### Task statement
Find the line that contains "What's the underlying". Output it and every line after it to the end of the records, exactly as they appear.

### Source records
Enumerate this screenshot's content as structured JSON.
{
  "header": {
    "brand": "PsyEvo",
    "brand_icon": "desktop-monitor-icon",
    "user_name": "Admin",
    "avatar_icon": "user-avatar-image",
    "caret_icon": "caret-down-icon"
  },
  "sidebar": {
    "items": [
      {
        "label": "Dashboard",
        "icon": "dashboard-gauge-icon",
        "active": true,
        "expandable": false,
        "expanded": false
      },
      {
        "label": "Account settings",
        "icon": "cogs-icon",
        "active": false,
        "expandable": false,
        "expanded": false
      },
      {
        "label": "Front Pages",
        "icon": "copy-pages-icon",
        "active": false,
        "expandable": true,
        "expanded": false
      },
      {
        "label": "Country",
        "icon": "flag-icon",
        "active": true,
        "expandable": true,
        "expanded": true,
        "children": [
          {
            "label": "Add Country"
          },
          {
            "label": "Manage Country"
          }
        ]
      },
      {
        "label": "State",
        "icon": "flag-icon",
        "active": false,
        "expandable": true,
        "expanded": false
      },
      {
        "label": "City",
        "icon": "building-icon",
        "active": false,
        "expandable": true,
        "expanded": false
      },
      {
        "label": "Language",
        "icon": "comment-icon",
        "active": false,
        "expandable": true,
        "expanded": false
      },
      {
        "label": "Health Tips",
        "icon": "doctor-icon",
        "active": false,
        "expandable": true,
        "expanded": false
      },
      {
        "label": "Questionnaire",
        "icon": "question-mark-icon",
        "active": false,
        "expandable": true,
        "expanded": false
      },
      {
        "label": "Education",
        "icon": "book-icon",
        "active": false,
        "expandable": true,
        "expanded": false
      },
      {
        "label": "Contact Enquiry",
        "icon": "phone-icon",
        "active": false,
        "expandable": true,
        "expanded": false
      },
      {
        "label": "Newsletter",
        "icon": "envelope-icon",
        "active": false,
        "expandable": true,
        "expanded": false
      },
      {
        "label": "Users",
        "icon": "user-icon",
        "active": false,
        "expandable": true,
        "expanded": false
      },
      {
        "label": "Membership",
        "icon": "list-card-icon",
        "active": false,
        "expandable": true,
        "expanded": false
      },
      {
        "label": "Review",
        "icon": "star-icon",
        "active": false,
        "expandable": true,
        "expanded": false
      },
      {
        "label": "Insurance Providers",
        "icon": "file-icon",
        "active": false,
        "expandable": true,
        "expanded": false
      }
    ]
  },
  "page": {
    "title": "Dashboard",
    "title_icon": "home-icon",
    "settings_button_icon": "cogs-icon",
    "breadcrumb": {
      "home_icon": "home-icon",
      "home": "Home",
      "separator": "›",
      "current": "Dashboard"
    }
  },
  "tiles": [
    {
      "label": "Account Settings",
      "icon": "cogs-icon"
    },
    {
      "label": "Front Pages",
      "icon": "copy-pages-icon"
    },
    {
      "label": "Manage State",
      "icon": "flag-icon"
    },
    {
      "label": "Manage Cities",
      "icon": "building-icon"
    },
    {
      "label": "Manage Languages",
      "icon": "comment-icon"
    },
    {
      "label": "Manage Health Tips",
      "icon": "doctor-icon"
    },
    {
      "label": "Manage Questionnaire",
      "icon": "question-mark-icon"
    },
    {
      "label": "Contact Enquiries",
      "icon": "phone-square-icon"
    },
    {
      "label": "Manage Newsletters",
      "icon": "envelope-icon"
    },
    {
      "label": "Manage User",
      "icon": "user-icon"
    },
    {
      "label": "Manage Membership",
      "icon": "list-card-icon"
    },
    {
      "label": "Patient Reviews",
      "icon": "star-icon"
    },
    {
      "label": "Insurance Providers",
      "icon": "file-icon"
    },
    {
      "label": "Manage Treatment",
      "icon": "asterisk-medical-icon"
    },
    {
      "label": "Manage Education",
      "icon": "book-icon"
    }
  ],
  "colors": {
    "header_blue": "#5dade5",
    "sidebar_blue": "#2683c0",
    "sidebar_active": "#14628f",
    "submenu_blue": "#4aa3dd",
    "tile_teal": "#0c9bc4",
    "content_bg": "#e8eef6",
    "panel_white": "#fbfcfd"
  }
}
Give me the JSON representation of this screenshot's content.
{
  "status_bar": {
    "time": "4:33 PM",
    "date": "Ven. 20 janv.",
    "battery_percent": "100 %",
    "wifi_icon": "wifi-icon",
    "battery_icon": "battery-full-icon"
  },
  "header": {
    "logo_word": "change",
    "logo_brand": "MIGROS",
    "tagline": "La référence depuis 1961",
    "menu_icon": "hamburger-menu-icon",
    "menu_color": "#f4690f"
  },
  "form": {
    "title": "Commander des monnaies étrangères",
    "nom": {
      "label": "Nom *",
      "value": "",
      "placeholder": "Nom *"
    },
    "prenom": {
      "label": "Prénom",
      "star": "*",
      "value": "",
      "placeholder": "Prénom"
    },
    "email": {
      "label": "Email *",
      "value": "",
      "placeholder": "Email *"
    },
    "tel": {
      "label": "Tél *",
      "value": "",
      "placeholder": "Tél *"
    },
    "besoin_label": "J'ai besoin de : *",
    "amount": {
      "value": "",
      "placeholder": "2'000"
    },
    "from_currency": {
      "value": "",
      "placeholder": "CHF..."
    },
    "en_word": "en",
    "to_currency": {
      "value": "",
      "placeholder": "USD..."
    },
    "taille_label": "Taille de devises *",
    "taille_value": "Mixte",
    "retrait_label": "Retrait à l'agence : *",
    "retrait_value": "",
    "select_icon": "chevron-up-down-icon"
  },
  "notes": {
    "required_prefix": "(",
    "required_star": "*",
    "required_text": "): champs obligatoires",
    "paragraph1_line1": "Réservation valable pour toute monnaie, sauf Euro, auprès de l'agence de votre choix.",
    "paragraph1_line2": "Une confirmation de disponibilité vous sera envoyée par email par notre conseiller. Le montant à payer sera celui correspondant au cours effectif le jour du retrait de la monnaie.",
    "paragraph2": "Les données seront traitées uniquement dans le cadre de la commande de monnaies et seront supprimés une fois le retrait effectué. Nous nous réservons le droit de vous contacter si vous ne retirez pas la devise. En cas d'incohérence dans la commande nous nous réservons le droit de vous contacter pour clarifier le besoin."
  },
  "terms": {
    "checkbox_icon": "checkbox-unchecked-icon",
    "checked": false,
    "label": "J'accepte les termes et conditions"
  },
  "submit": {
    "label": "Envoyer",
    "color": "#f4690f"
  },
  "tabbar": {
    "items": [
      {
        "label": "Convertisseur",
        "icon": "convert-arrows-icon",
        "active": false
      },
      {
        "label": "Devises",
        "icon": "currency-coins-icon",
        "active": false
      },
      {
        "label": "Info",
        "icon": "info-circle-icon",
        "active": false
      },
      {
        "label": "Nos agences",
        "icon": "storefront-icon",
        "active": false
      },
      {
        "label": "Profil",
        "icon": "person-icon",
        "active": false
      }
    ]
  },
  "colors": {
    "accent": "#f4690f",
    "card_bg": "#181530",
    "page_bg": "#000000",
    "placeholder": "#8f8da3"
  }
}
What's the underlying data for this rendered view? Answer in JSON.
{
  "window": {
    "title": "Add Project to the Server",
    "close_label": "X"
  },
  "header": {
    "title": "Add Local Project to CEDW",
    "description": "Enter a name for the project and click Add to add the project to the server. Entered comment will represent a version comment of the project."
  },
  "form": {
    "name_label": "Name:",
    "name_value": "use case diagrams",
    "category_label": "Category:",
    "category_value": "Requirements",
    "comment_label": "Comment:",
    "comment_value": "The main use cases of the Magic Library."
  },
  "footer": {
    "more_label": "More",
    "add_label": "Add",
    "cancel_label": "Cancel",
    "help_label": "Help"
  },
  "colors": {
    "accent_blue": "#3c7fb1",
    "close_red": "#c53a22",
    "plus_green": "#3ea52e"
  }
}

### Task result
What's the underlying data for this rendered view? Answer in JSON.
{
  "window": {
    "title": "Add Project to the Server",
    "close_label": "X"
  },
  "header": {
    "title": "Add Local Project to CEDW",
    "description": "Enter a name for the project and click Add to add the project to the server. Entered comment will represent a version comment of the project."
  },
  "form": {
    "name_label": "Name:",
    "name_value": "use case diagrams",
    "category_label": "Category:",
    "category_value": "Requirements",
    "comment_label": "Comment:",
    "comment_value": "The main use cases of the Magic Library."
  },
  "footer": {
    "more_label": "More",
    "add_label": "Add",
    "cancel_label": "Cancel",
    "help_label": "Help"
  },
  "colors": {
    "accent_blue": "#3c7fb1",
    "close_red": "#c53a22",
    "plus_green": "#3ea52e"
  }
}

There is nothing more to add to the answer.